• **Stated exercise**
Keep only the lines where "외판부위" appears.

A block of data

--

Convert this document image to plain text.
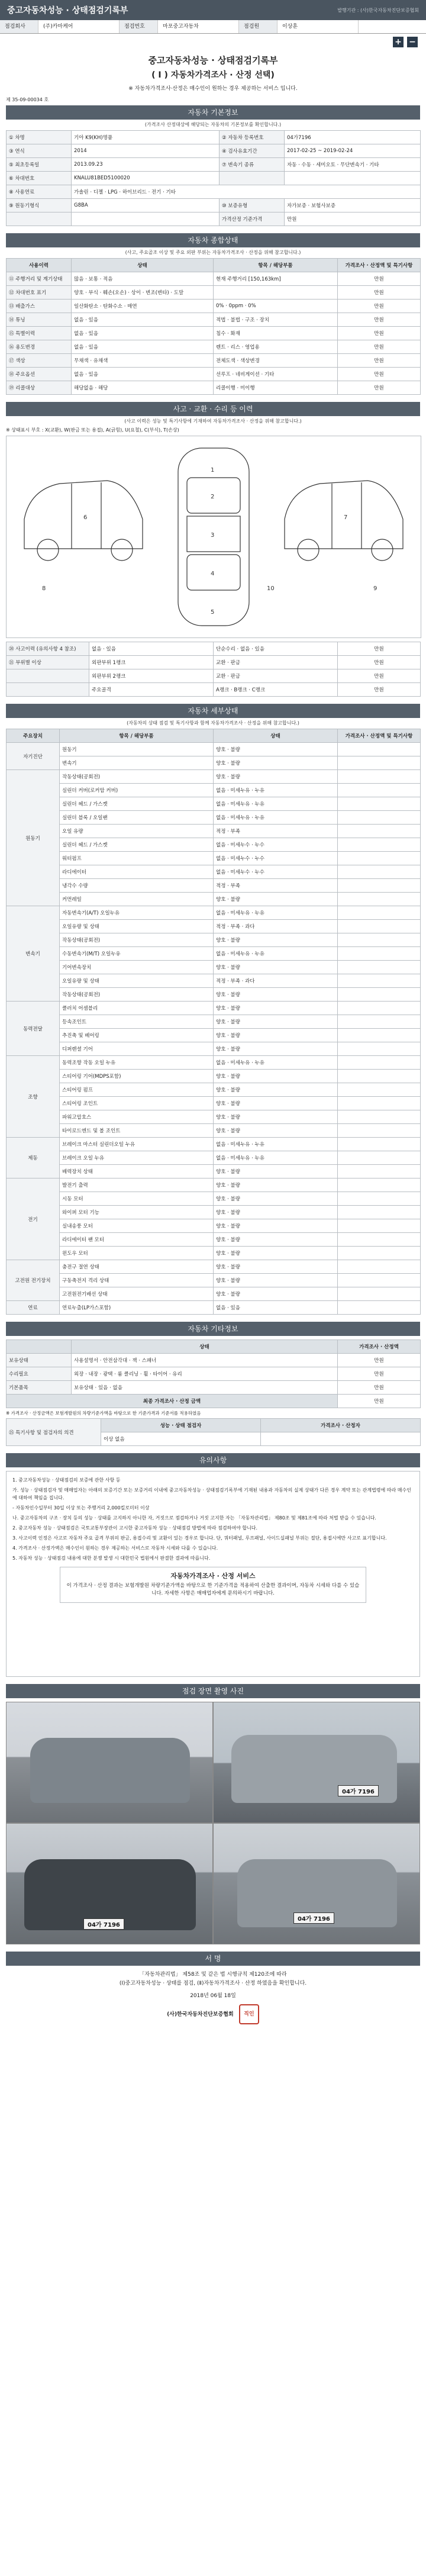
중고자동차성능 · 상태점검기록부	발행기관 : (사)한국자동차진단보증협회
점검회사	(주)카마케어	점검번호	마포중고자동차	점검원	이상훈
+ −
중고자동차성능 · 상태점검기록부
( Ⅰ ) 자동차가격조사 · 산정 선택)
※ 자동차가격조사·산정은 매수인이 원하는 경우 제공하는 서비스 입니다.
제 35-09-00034 호
자동차 기본정보
(가격조사 산정대상에 해당되는 자동차의 기본정보를 확인합니다.)
① 차명	기아 K9(KH)명품	② 자동차 등록번호	04가7196
③ 연식	2014	④ 검사유효기간	2017-02-25 ~ 2019-02-24
⑤ 최초등록일	2013.09.23	⑦ 변속기 종류	자동 · 수동 · 세미오토 · 무단변속기 · 기타
⑥ 차대번호	KNALU81BED5100020		
⑧ 사용연료	가솔린 · 디젤 · LPG · 하이브리드 · 전기 · 기타		
⑨ 원동기형식	G8BA	⑩ 보증유형	자가보증 · 보험사보증
		가격산정 기준가격	만원
자동차 종합상태
(사고, 주요골조 이상 및 주요 외판 부위는 자동차가격조사 · 산정을 위해 참고합니다.)
사용이력	상태	항목 / 해당부품	가격조사 · 산정액 및 특기사항
⑪ 주행거리 및 계기상태	많음 · 보통 · 적음	현재 주행거리 [150,163km]	만원
⑫ 차대번호 표기	양호 · 부식 · 훼손(오손) · 상이 · 변조(변타) · 도말		만원
⑬ 배출가스	일산화탄소 · 탄화수소 · 매연	0% · 0ppm · 0%	만원
⑭ 튜닝	없음 · 있음	적법 · 불법 · 구조 · 장치	만원
⑮ 특별이력	없음 · 있음	침수 · 화재	만원
⑯ 용도변경	없음 · 있음	렌트 · 리스 · 영업용	만원
⑰ 색상	무채색 · 유채색	전체도색 · 색상변경	만원
⑱ 주요옵션	없음 · 있음	선루프 · 네비게이션 · 기타	만원
⑲ 리콜대상	해당없음 · 해당	리콜이행 · 미이행	만원
사고 · 교환 · 수리 등 이력
(사고 이력은 성능 및 특기사항에 기재하여 자동차가격조사 · 산정을 위해 참고합니다.)
※ 상태표시 부호 : X(교환), W(판금 또는 용접), A(긁힘), U(요철), C(부식), T(손상)
1
2
3
4
5
6	7
8	9
10
⑳ 사고이력 (유의사항 4 참조)	없음 · 있음	단순수리 · 없음 · 있음	만원
㉑ 부위별 이상	외판부위 1랭크	교환 · 판금	만원
	외판부위 2랭크	교환 · 판금	만원
	주요골격	A랭크 · B랭크 · C랭크	만원
자동차 세부상태
(자동차의 상태 점검 및 특기사항과 함께 자동차가격조사 · 산정을 위해 참고합니다.)
주요장치	항목 / 해당부품	상태	가격조사 · 산정액 및 특기사항
자기진단	원동기	양호 · 불량	
	변속기	양호 · 불량	
원동기	작동상태(공회전)	양호 · 불량	
	실린더 커버(로커암 커버)	없음 · 미세누유 · 누유	
	실린더 헤드 / 가스켓	없음 · 미세누유 · 누유	
	실린더 블록 / 오일팬	없음 · 미세누유 · 누유	
	오일 유량	적정 · 부족	
	실린더 헤드 / 가스켓	없음 · 미세누수 · 누수	
	워터펌프	없음 · 미세누수 · 누수	
	라디에이터	없음 · 미세누수 · 누수	
	냉각수 수량	적정 · 부족	
	커먼레일	양호 · 불량	
변속기	자동변속기(A/T) 오일누유	없음 · 미세누유 · 누유	
	오일유량 및 상태	적정 · 부족 · 과다	
	작동상태(공회전)	양호 · 불량	
	수동변속기(M/T) 오일누유	없음 · 미세누유 · 누유	
	기어변속장치	양호 · 불량	
	오일유량 및 상태	적정 · 부족 · 과다	
	작동상태(공회전)	양호 · 불량	
동력전달	클러치 어셈블리	양호 · 불량	
	등속조인트	양호 · 불량	
	추진축 및 베어링	양호 · 불량	
	디퍼렌셜 기어	양호 · 불량	
조향	동력조향 작동 오일 누유	없음 · 미세누유 · 누유	
	스티어링 기어(MDPS포함)	양호 · 불량	
	스티어링 펌프	양호 · 불량	
	스티어링 조인트	양호 · 불량	
	파워고압호스	양호 · 불량	
	타이로드엔드 및 볼 조인트	양호 · 불량	
제동	브레이크 마스터 실린더오일 누유	없음 · 미세누유 · 누유	
	브레이크 오일 누유	없음 · 미세누유 · 누유	
	배력장치 상태	양호 · 불량	
전기	발전기 출력	양호 · 불량	
	시동 모터	양호 · 불량	
	와이퍼 모터 기능	양호 · 불량	
	실내송풍 모터	양호 · 불량	
	라디에이터 팬 모터	양호 · 불량	
	윈도우 모터	양호 · 불량	
고전원 전기장치	충전구 절연 상태	양호 · 불량	
	구동축전지 격리 상태	양호 · 불량	
	고전원전기배선 상태	양호 · 불량	
연료	연료누출(LP가스포함)	없음 · 있음	
자동차 기타정보
	상태	가격조사 · 산정액
보유상태	사용설명서 · 안전삼각대 · 잭 · 스패너	만원
수리필요	외장 · 내장 · 광택 · 룸 클리닝 · 휠 · 타이어 · 유리	만원
기본품목	보유상태 · 있음 · 없음	만원
최종 가격조사 · 산정 금액		만원
※ 가격조사 · 산정금액은 보험개발원의 차량기준가액을 바탕으로 한 기준가격과 기준서를 적용하였음
㉕ 특기사항 및 점검자의 의견	성능 · 상태 점검자	가격조사 · 산정자
	이상 없음	
유의사항

1. 중고자동차성능 · 상태점검의 보증에 관한 사항 등

가. 성능 · 상태점검자 및 매매업자는 아래의 보증기간 또는 보증거리 이내에 중고자동차성능 · 상태점검기록부에 기재된 내용과 자동차의 실제 상태가 다른 경우 계약 또는 관계법령에 따라 매수인에 대하여 책임을 집니다.

- 자동차인수일부터 30일 이상 또는 주행거리 2,000킬로미터 이상

나. 중고자동차의 구조 · 장치 등의 성능 · 상태를 고지하지 아니한 자, 거짓으로 점검하거나 거짓 고지한 자는 「자동차관리법」 제80조 및 제81조에 따라 처벌 받을 수 있습니다.

2. 중고자동차 성능 · 상태점검은 국토교통부장관이 고시한 중고자동차 성능 · 상태점검 방법에 따라 점검하여야 합니다.

3. 사고이력 인정은 사고로 자동차 주요 골격 부위의 판금, 용접수리 및 교환이 있는 경우로 합니다. 단, 쿼터패널, 루프패널, 사이드실패널 부위는 절단, 용접시에만 사고로 표기합니다.

4. 가격조사 · 산정가액은 매수인이 원하는 경우 제공하는 서비스로 자동차 시세와 다를 수 있습니다.

5. 자동차 성능 · 상태점검 내용에 대한 분쟁 발생 시 대한민국 법원에서 판결한 결과에 따릅니다.

자동차가격조사 · 산정 서비스
이 가격조사 · 산정 결과는 보험개발원 차량기준가액을 바탕으로 한 기준가격을 적용하여 산출한 결과이며, 자동차 시세와 다를 수 있습니다. 자세한 사항은 매매업자에게 문의하시기 바랍니다.
점검 장면 촬영 사진
04가 7196
04가 7196
04가 7196
서 명
「자동차관리법」 제58조 및 같은 법 시행규칙 제120조에 따라
(Ⅰ)중고자동차성능 · 상태를 점검, (Ⅱ)자동차가격조사 · 산정 하였음을 확인합니다.
2018년 06월 18일
(사)한국자동차진단보증협회 직인
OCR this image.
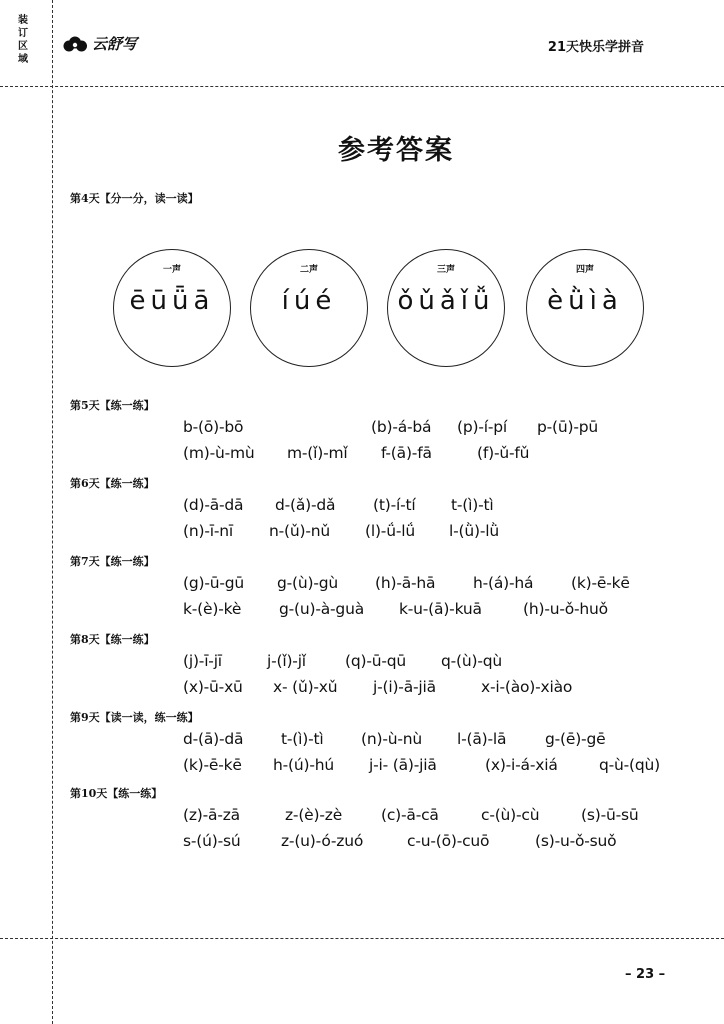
装订区域
云舒写	21天快乐学拼音
参考答案
第4天【分一分，读一读】
一声
ēūǖā
二声
íúé
三声
ǒǔǎǐǚ
四声
èǜìà
第5天【练一练】
b-(ō)-bō	(b)-á-bá	(p)-í-pí	p-(ū)-pū
(m)-ù-mù	m-(ǐ)-mǐ	f-(ā)-fā	(f)-ǔ-fǔ
第6天【练一练】
(d)-ā-dā	d-(ǎ)-dǎ	(t)-í-tí	t-(ì)-tì
(n)-ī-nī	n-(ǔ)-nǔ	(l)-ǘ-lǘ	l-(ǜ)-lǜ
第7天【练一练】
(g)-ū-gū	g-(ù)-gù	(h)-ā-hā	h-(á)-há	(k)-ē-kē
k-(è)-kè	g-(u)-à-guà	k-u-(ā)-kuā	(h)-u-ǒ-huǒ
第8天【练一练】
(j)-ī-jī	j-(ǐ)-jǐ	(q)-ū-qū	q-(ù)-qù
(x)-ū-xū	x- (ǔ)-xǔ	j-(i)-ā-jiā	x-i-(ào)-xiào
第9天【读一读，练一练】
d-(ā)-dā	t-(ì)-tì	(n)-ù-nù	l-(ā)-lā	g-(ē)-gē
(k)-ē-kē	h-(ú)-hú	j-i- (ā)-jiā	(x)-i-á-xiá	q-ù-(qù)
第10天【练一练】
(z)-ā-zā	z-(è)-zè	(c)-ā-cā	c-(ù)-cù	(s)-ū-sū
s-(ú)-sú	z-(u)-ó-zuó	c-u-(ō)-cuō	(s)-u-ǒ-suǒ
– 23 –
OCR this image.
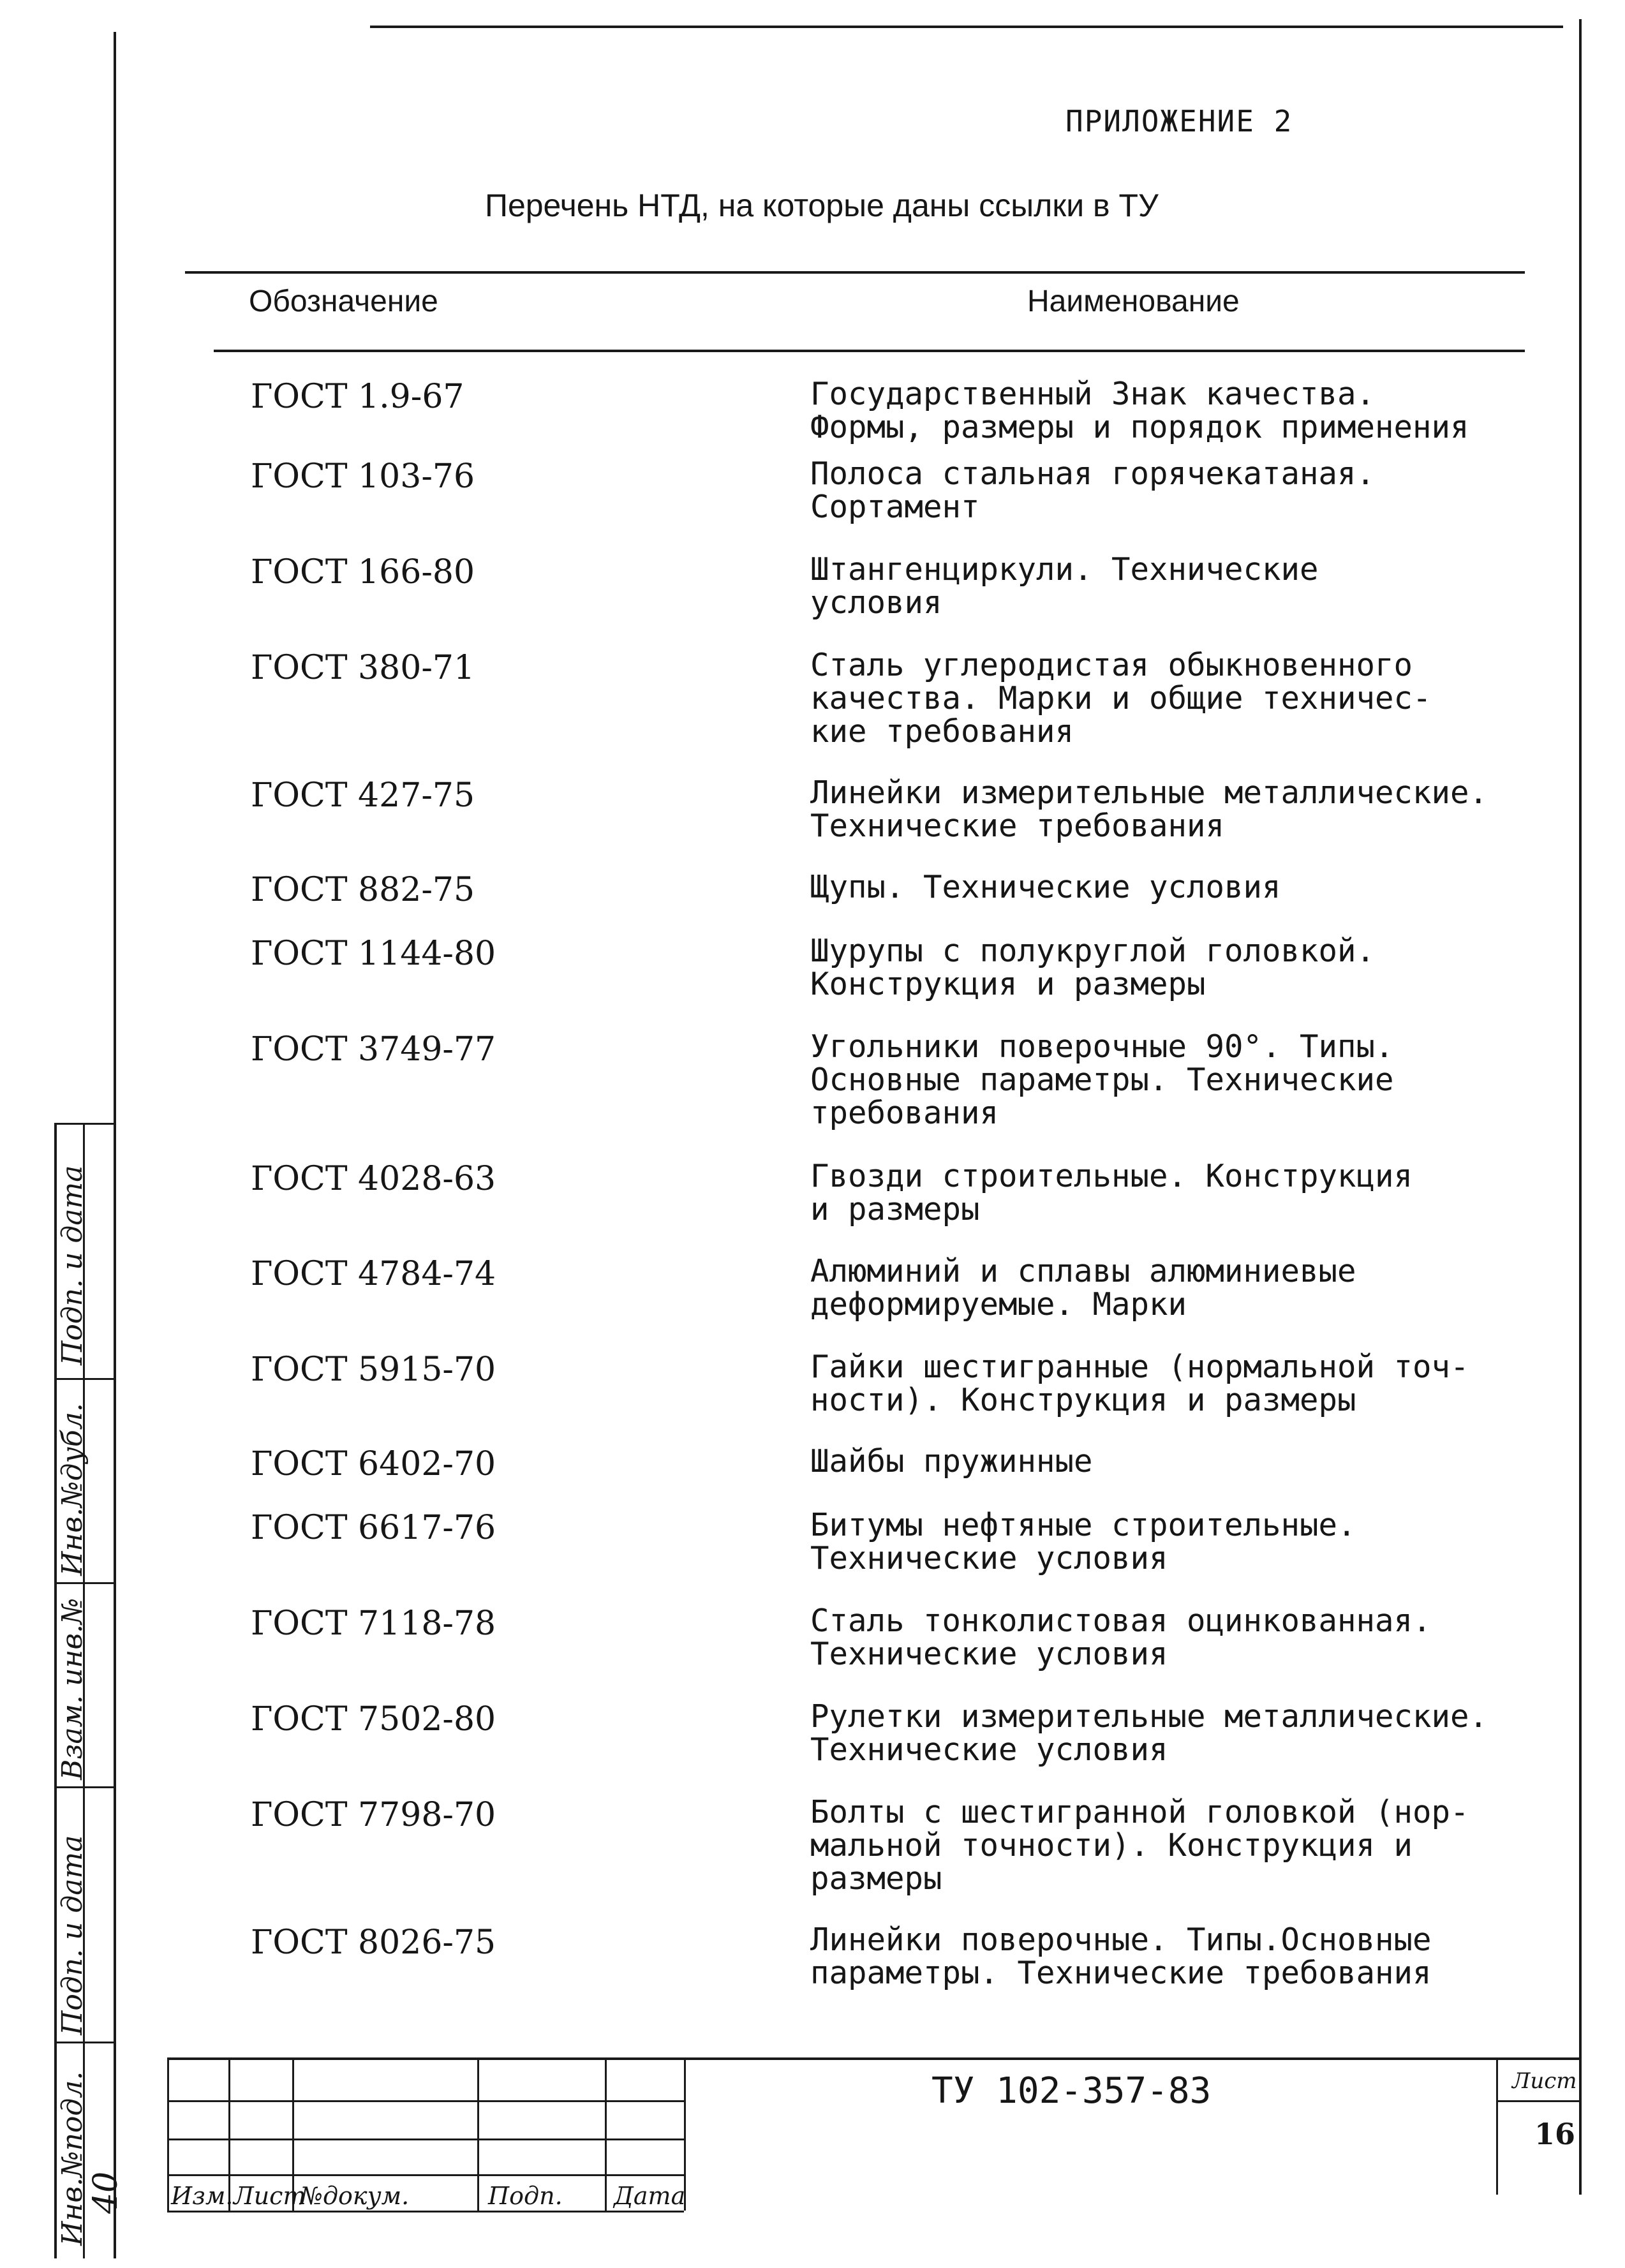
ПРИЛОЖЕНИЕ 2
Перечень НТД, на которые даны ссылки в ТУ
Обозначение	Наименование
ГОСТ 1.9-67	Государственный Знак качества.
Формы, размеры и порядок применения
ГОСТ 103-76	Полоса стальная горячекатаная.
Сортамент
ГОСТ 166-80	Штангенциркули. Технические
условия
ГОСТ 380-71	Сталь углеродистая обыкновенного
качества. Марки и общие техничес-
кие требования
ГОСТ 427-75	Линейки измерительные металлические.
Технические требования
ГОСТ 882-75	Щупы. Технические условия
ГОСТ 1144-80	Шурупы с полукруглой головкой.
Конструкция и размеры
ГОСТ 3749-77	Угольники поверочные 90°. Типы.
Основные параметры. Технические
требования
ГОСТ 4028-63	Гвозди строительные. Конструкция
и размеры
ГОСТ 4784-74	Алюминий и сплавы алюминиевые
деформируемые. Марки
ГОСТ 5915-70	Гайки шестигранные (нормальной точ-
ности). Конструкция и размеры
ГОСТ 6402-70	Шайбы пружинные
ГОСТ 6617-76	Битумы нефтяные строительные.
Технические условия
ГОСТ 7118-78	Сталь тонколистовая оцинкованная.
Технические условия
ГОСТ 7502-80	Рулетки измерительные металлические.
Технические условия
ГОСТ 7798-70	Болты с шестигранной головкой (нор-
мальной точности). Конструкция и
размеры
ГОСТ 8026-75	Линейки поверочные. Типы.Основные
параметры. Технические требования
Подп. и дата
Инв.№дубл.
Взам. инв.№
Подп. и дата
Инв.№подл.
40 Изм. Лист
№докум.	Подп. Дата
ТУ 102-357-83	Лист
16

--

• **Answer for this exercise**
㉑ 부위별 이상	외판부위 1랭크	교환 · 판금	만원
	외판부위 2랭크	교환 · 판금	만원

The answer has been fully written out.